* _TEXTE SOURCE_
· · ·

« Aujourd’hui, je vous emmène en Colombie. Enfin, pas vraiment. En réalité, je vous emmène à Paris, à la découverte du Panorama du Cinéma Colombien.
Le Panorama du cinéma colombien est un festival qui a débuté le 7 octobre et qui se termine le 12 octobre 2020. Cette année, c’est la 8e édition et l’événement est bel et bien maintenu malgré les conditions sanitaires. Au programme, plus de quarante-neuf projections de films, des tables rondes, des rencontres, des échanges. Bref, vous l’avez compris, de quoi prendre une bonne grosse dose d’Amérique latine en pleine face.

· · ·

* _CONSIGNE 1_
Répondez à ces questions à l'aide du texte sur le Panorama du cinéma colombien.
(a) Dans quelle ville se déroule le festival ?
(b) De quelle édition s'agit-il ?
(c) Combien de projections de films sont prévues ?
* _CONSIGNE 2_
Reprenez le texte sur le Panorama du cinéma colombien à la suite de sa dernière phrase et poursuivez-le.

* _DONNÉES FOURNIES_
· · ·

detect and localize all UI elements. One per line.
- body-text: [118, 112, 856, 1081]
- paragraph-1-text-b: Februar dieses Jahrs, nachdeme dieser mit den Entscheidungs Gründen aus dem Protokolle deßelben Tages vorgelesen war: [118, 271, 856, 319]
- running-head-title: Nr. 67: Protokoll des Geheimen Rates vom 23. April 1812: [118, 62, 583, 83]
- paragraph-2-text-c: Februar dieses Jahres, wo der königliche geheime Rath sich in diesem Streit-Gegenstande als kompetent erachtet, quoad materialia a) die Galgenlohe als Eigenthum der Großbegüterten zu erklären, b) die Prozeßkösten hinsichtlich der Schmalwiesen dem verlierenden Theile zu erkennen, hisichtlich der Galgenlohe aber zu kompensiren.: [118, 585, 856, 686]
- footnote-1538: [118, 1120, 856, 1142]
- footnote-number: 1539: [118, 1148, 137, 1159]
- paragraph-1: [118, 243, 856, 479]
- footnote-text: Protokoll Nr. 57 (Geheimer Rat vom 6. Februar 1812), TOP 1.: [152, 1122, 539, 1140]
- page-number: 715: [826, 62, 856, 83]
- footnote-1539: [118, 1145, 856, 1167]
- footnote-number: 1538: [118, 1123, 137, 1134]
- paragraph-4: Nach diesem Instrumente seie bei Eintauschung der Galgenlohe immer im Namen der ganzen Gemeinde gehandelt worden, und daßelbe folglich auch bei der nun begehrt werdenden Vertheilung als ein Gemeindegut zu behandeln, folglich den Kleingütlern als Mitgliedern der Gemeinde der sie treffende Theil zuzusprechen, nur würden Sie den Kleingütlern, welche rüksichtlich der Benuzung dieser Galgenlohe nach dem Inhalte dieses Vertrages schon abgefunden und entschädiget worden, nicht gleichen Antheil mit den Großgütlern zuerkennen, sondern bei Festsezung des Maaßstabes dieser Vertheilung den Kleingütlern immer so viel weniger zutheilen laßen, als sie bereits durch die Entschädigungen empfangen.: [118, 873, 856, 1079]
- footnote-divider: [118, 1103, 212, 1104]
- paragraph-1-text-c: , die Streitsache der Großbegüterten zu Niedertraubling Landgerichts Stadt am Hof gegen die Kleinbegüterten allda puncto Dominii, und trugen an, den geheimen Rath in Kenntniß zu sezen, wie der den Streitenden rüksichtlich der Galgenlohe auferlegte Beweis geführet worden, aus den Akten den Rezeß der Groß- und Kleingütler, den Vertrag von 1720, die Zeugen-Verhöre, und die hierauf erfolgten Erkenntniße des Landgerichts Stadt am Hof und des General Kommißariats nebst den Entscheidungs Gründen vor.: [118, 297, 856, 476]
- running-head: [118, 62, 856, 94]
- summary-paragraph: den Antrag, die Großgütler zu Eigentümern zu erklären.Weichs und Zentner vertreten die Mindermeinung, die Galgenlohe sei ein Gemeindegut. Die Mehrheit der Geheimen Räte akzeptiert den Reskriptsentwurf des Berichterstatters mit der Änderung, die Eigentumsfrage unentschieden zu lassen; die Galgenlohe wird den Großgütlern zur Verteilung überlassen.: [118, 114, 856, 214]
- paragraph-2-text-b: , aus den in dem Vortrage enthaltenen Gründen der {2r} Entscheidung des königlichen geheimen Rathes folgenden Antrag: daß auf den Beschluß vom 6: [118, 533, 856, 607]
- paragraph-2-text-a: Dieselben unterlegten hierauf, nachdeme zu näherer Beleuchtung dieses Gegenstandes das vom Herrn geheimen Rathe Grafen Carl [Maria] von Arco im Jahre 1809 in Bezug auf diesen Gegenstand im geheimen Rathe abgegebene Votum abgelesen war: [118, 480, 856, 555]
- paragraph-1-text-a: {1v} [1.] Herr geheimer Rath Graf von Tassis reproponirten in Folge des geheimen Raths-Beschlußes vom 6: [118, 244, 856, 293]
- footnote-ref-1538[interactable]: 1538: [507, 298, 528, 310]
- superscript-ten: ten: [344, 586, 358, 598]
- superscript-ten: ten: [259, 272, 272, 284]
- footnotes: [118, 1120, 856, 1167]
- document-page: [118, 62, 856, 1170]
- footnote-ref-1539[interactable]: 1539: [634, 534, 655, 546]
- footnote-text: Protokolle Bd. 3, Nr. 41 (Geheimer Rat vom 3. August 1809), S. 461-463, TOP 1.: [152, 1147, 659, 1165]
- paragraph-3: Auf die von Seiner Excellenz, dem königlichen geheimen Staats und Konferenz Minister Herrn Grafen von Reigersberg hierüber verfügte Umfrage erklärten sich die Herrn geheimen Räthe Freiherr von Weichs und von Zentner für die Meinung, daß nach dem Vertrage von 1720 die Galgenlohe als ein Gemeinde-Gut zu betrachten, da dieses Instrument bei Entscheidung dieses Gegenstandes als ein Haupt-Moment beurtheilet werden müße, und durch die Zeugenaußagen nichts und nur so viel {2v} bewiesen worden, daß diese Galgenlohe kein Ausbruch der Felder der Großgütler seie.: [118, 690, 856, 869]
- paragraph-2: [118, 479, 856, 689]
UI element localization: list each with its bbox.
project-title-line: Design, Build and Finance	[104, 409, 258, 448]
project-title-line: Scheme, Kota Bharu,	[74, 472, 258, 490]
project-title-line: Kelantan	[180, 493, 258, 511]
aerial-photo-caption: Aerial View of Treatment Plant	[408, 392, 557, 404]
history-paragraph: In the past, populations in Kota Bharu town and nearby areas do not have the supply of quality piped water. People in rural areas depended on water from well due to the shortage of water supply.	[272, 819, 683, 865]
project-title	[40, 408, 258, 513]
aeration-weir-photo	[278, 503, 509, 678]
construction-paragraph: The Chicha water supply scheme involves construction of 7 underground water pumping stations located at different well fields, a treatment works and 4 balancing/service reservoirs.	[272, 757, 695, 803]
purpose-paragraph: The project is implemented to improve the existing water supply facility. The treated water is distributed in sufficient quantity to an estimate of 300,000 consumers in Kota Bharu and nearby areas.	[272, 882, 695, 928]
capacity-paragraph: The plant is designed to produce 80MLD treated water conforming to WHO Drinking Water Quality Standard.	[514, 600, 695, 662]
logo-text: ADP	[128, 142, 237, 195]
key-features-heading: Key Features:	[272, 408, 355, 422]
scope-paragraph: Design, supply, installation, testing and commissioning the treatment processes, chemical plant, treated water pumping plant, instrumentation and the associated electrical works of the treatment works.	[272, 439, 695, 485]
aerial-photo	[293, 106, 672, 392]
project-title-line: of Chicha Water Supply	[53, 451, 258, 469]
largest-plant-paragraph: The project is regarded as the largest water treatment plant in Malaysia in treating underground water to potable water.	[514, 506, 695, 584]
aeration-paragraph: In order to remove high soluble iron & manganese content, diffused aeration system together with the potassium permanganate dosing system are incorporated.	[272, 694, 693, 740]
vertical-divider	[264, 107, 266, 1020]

· · ·

* _CORRIGÉ 1_
(a) À Paris.
(b) De la 8e édition.
(c) Plus de quarante-neuf.

* _CORRIGÉ 2_
En parcourant le programme, j’ai eu le plaisir de découvrir que le film Tantas Almas, était en ouverture. Tantas Almas, ou La vallée des âmes en français est sorti en 2019. C’est une création de Nicolas Ricon Gille, réalisateur colombien qui vit aujourd’hui en Belgique. Son nom ne vous dit peut-être rien, et pour cause : c’est le premier long-métrage de Ricon Gille. Il y retrace l’histoire d’un père de famille sur un arrière-plan de guerre civile. Le film a été lauréat de l’Etoile d’or au festival du film de Marrakech en décembre 2019. Ici, il est à nouveau mis à l’honneur pour notre plus grand plaisir.
Pour vous parler du synopsis, sans vous dévoiler toute l’histoire évidemment, le personnage principal, José est un pécheur de situation modeste. Un jour, en rentrant du travail, il découvre son village saccagé. Ses deux fils ont été abattus par les paramilitaires, leurs corps vulgairement jetés dans le fleuve. Ce père de famille fait face au déni, au chagrin. Il part à la recherche des dépouilles de ses enfants, pour leur offrir un adieu digne de ce nom. Un objectif qui se traduit par un long périple : la remontée du cours de l’eau, de manière épique et mythologique. José devient la représentation même d’un passeur d’âmes, d’un témoin de l’histoire contemporaine de la Colombie.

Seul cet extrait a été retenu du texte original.